> [Exercise requirements]: Reproduce the listing below without any change.

[Start]

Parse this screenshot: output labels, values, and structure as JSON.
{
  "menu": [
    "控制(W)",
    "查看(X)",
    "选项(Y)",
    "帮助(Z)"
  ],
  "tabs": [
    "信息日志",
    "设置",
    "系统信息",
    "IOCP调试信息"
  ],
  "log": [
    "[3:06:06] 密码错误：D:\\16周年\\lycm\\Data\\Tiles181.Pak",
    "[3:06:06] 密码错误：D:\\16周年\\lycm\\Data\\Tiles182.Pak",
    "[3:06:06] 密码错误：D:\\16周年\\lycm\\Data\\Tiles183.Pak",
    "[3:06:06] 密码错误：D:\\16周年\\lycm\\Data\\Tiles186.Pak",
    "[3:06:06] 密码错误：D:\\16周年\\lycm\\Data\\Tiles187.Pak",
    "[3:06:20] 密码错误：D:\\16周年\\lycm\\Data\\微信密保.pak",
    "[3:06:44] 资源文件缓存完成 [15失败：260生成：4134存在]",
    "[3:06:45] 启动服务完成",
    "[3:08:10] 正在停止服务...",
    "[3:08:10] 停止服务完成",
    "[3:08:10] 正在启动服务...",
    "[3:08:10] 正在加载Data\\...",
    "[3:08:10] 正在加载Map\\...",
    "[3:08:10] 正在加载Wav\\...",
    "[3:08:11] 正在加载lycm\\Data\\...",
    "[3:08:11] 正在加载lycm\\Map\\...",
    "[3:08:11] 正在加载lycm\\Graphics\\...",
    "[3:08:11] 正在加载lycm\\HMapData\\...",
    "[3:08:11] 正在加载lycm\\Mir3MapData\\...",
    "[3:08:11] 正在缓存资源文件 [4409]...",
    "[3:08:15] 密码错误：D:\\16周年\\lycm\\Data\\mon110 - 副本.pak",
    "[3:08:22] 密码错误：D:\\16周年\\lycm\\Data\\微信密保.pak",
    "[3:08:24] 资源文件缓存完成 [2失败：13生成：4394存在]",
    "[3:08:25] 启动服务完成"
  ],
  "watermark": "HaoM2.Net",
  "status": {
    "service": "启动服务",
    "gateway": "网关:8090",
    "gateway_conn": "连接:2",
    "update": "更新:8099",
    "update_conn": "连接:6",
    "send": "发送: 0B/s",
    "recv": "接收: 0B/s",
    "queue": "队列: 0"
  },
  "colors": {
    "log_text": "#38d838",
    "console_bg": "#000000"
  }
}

[End]

> [Problem solution]:
Parse this screenshot: output labels, values, and structure as JSON.
{
  "menu": [
    "控制(W)",
    "查看(X)",
    "选项(Y)",
    "帮助(Z)"
  ],
  "tabs": [
    "信息日志",
    "设置",
    "系统信息",
    "IOCP调试信息"
  ],
  "log": [
    "[3:06:06] 密码错误：D:\\16周年\\lycm\\Data\\Tiles181.Pak",
    "[3:06:06] 密码错误：D:\\16周年\\lycm\\Data\\Tiles182.Pak",
    "[3:06:06] 密码错误：D:\\16周年\\lycm\\Data\\Tiles183.Pak",
    "[3:06:06] 密码错误：D:\\16周年\\lycm\\Data\\Tiles186.Pak",
    "[3:06:06] 密码错误：D:\\16周年\\lycm\\Data\\Tiles187.Pak",
    "[3:06:20] 密码错误：D:\\16周年\\lycm\\Data\\微信密保.pak",
    "[3:06:44] 资源文件缓存完成 [15失败：260生成：4134存在]",
    "[3:06:45] 启动服务完成",
    "[3:08:10] 正在停止服务...",
    "[3:08:10] 停止服务完成",
    "[3:08:10] 正在启动服务...",
    "[3:08:10] 正在加载Data\\...",
    "[3:08:10] 正在加载Map\\...",
    "[3:08:10] 正在加载Wav\\...",
    "[3:08:11] 正在加载lycm\\Data\\...",
    "[3:08:11] 正在加载lycm\\Map\\...",
    "[3:08:11] 正在加载lycm\\Graphics\\...",
    "[3:08:11] 正在加载lycm\\HMapData\\...",
    "[3:08:11] 正在加载lycm\\Mir3MapData\\...",
    "[3:08:11] 正在缓存资源文件 [4409]...",
    "[3:08:15] 密码错误：D:\\16周年\\lycm\\Data\\mon110 - 副本.pak",
    "[3:08:22] 密码错误：D:\\16周年\\lycm\\Data\\微信密保.pak",
    "[3:08:24] 资源文件缓存完成 [2失败：13生成：4394存在]",
    "[3:08:25] 启动服务完成"
  ],
  "watermark": "HaoM2.Net",
  "status": {
    "service": "启动服务",
    "gateway": "网关:8090",
    "gateway_conn": "连接:2",
    "update": "更新:8099",
    "update_conn": "连接:6",
    "send": "发送: 0B/s",
    "recv": "接收: 0B/s",
    "queue": "队列: 0"
  },
  "colors": {
    "log_text": "#38d838",
    "console_bg": "#000000"
  }
}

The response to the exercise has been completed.